***** Recorded information *****

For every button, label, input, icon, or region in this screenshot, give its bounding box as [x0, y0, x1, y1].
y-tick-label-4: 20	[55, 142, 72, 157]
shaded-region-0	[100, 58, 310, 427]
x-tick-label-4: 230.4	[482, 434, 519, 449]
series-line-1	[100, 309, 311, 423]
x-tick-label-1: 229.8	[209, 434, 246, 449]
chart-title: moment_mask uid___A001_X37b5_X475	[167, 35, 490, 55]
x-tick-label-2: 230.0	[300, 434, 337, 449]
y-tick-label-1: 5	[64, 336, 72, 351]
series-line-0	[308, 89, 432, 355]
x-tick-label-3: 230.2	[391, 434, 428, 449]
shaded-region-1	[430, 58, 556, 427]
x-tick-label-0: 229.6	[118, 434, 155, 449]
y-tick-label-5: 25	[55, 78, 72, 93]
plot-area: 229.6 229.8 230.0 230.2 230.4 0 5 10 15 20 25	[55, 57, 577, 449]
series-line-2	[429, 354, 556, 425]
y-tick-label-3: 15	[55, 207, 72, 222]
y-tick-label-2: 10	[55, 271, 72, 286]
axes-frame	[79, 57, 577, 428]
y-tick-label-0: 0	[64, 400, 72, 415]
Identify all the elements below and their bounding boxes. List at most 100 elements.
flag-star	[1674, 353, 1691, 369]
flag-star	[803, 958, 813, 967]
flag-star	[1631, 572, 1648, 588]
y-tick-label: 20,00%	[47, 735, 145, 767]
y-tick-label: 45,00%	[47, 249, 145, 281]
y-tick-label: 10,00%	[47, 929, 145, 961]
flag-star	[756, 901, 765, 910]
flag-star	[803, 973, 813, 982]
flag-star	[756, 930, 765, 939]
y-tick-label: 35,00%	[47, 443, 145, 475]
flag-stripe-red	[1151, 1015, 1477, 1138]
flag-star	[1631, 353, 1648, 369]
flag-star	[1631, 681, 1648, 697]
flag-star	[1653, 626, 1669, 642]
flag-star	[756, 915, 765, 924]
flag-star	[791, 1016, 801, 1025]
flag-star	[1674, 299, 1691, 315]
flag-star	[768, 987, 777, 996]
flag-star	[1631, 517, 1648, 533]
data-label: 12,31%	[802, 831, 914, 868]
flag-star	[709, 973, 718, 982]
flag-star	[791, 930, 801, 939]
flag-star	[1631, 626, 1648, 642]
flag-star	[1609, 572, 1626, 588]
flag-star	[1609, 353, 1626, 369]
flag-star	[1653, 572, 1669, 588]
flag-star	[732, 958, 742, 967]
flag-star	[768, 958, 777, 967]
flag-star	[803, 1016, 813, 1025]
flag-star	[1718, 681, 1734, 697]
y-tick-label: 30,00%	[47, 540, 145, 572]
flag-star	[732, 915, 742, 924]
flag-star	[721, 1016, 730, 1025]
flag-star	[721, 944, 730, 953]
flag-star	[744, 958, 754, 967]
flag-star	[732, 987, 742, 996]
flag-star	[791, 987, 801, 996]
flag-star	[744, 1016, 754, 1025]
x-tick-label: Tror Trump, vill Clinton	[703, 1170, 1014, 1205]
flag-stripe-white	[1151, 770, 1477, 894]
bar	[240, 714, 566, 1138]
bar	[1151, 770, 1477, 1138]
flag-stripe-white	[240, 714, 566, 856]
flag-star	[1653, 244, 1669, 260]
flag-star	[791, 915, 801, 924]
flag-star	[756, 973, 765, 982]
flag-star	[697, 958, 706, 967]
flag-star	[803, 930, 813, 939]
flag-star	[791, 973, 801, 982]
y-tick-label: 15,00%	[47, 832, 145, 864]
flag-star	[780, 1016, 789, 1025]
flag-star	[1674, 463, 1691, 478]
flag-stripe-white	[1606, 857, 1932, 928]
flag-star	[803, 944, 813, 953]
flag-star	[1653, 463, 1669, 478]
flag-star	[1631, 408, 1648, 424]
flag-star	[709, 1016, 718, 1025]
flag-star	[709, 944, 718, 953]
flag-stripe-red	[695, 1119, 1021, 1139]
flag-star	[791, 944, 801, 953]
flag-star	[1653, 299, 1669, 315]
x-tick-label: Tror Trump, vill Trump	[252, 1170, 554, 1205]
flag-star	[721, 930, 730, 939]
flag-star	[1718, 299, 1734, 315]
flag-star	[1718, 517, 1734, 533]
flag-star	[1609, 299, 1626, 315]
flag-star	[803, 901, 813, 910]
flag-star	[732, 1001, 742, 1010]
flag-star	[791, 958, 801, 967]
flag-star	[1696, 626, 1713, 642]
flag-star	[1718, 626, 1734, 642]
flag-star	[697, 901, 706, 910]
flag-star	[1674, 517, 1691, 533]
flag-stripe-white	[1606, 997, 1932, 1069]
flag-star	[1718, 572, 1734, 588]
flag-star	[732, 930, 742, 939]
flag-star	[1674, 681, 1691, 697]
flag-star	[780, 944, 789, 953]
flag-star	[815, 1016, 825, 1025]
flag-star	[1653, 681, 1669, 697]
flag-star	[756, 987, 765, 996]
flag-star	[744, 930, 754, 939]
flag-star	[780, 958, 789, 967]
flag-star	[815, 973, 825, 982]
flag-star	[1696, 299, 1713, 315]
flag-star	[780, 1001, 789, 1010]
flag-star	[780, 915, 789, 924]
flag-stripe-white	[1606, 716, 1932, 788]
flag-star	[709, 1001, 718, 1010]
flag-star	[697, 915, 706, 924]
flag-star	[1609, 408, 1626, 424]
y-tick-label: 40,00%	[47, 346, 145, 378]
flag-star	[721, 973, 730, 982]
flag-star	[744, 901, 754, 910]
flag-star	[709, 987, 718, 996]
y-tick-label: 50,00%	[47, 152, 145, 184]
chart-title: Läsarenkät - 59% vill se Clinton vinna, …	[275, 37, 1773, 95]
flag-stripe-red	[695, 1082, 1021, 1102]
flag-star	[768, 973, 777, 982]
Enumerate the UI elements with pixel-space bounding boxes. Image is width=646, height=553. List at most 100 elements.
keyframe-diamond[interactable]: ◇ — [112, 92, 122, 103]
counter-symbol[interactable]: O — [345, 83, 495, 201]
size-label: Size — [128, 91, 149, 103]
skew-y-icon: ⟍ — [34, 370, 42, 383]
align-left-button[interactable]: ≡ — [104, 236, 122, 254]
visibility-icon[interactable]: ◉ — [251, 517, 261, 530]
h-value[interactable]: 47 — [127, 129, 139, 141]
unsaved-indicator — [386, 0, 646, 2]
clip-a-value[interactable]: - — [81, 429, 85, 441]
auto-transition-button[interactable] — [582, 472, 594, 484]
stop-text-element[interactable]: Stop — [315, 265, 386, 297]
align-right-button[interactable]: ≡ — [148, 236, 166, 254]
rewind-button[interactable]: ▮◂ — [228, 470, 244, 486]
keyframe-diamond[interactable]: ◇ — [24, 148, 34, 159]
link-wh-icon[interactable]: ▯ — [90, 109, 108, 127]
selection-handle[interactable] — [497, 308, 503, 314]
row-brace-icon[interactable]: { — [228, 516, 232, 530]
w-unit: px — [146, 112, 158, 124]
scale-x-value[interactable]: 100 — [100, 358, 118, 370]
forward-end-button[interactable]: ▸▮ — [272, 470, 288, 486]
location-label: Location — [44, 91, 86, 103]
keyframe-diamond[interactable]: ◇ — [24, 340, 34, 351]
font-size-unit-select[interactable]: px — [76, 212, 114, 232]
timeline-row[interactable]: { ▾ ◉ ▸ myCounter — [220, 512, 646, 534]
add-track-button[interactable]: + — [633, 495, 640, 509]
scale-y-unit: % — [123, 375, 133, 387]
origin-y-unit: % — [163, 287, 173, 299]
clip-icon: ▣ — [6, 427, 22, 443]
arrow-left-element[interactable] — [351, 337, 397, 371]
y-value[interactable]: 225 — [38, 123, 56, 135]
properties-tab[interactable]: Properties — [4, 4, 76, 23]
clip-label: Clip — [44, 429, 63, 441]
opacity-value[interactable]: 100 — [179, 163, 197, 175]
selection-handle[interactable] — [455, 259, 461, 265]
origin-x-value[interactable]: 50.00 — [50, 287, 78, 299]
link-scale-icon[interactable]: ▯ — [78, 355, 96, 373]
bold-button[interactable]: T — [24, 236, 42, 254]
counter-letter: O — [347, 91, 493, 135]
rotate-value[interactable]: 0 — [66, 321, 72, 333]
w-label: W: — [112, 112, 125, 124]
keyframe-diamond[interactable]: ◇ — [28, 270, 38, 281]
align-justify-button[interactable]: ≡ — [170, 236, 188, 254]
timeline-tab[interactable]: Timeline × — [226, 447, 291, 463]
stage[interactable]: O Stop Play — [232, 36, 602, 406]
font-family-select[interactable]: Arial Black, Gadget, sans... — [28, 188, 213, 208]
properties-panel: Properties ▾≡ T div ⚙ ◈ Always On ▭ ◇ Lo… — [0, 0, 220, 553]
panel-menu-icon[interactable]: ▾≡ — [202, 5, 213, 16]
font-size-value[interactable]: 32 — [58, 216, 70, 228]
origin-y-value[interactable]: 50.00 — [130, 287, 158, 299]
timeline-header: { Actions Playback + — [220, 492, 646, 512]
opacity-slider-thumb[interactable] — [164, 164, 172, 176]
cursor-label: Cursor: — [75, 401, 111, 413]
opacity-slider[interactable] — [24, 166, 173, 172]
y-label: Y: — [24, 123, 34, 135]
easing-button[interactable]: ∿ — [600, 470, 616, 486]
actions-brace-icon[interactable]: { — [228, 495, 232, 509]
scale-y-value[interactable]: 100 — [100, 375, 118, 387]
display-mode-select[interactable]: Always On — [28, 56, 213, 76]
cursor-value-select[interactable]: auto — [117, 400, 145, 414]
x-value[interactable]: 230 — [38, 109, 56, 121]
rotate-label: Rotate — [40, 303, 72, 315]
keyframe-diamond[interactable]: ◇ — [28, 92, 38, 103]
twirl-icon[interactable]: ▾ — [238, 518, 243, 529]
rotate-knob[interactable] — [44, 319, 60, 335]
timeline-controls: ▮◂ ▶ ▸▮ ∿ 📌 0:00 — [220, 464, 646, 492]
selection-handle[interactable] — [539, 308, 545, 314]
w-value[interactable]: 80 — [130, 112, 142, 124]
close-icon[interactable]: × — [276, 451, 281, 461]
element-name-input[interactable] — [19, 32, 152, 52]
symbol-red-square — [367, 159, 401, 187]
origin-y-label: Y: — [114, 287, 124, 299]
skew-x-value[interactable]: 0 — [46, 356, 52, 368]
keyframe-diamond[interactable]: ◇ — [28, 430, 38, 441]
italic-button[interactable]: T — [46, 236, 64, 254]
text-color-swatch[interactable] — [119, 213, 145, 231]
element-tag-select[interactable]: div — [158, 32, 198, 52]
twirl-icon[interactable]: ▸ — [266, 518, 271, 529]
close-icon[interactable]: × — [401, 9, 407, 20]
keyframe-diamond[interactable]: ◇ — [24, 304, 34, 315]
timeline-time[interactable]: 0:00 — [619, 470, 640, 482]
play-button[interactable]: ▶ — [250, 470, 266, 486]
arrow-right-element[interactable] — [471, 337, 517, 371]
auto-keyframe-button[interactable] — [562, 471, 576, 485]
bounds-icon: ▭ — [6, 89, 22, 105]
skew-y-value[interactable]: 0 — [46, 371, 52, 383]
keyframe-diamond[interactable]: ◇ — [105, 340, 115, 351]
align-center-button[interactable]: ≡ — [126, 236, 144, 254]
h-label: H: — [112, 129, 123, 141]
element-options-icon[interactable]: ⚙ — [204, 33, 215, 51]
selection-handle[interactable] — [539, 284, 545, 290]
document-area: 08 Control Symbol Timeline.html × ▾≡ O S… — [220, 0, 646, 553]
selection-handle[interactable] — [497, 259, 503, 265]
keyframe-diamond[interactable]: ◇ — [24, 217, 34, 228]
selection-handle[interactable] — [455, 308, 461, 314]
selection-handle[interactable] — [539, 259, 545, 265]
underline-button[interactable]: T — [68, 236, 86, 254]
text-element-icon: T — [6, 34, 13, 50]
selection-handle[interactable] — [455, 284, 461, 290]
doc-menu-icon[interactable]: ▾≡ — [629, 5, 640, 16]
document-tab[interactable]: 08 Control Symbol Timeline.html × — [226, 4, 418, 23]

*****

- [The exercise]
Please copy the rows from the beginning up to and including the line with "400, 72, 415]", swapping "series-line" for "data-line" and leaving everything else unchanged.

- [Written answer]
For every button, label, input, icon, or region in this screenshot, give its bounding box as [x0, y0, x1, y1].
y-tick-label-4: 20	[55, 142, 72, 157]
shaded-region-0	[100, 58, 310, 427]
x-tick-label-4: 230.4	[482, 434, 519, 449]
data-line-1	[100, 309, 311, 423]
x-tick-label-1: 229.8	[209, 434, 246, 449]
chart-title: moment_mask uid___A001_X37b5_X475	[167, 35, 490, 55]
x-tick-label-2: 230.0	[300, 434, 337, 449]
y-tick-label-1: 5	[64, 336, 72, 351]
data-line-0	[308, 89, 432, 355]
x-tick-label-3: 230.2	[391, 434, 428, 449]
shaded-region-1	[430, 58, 556, 427]
x-tick-label-0: 229.6	[118, 434, 155, 449]
y-tick-label-5: 25	[55, 78, 72, 93]
plot-area: 229.6 229.8 230.0 230.2 230.4 0 5 10 15 20 25	[55, 57, 577, 449]
data-line-2	[429, 354, 556, 425]
y-tick-label-3: 15	[55, 207, 72, 222]
y-tick-label-2: 10	[55, 271, 72, 286]
axes-frame	[79, 57, 577, 428]
y-tick-label-0: 0	[64, 400, 72, 415]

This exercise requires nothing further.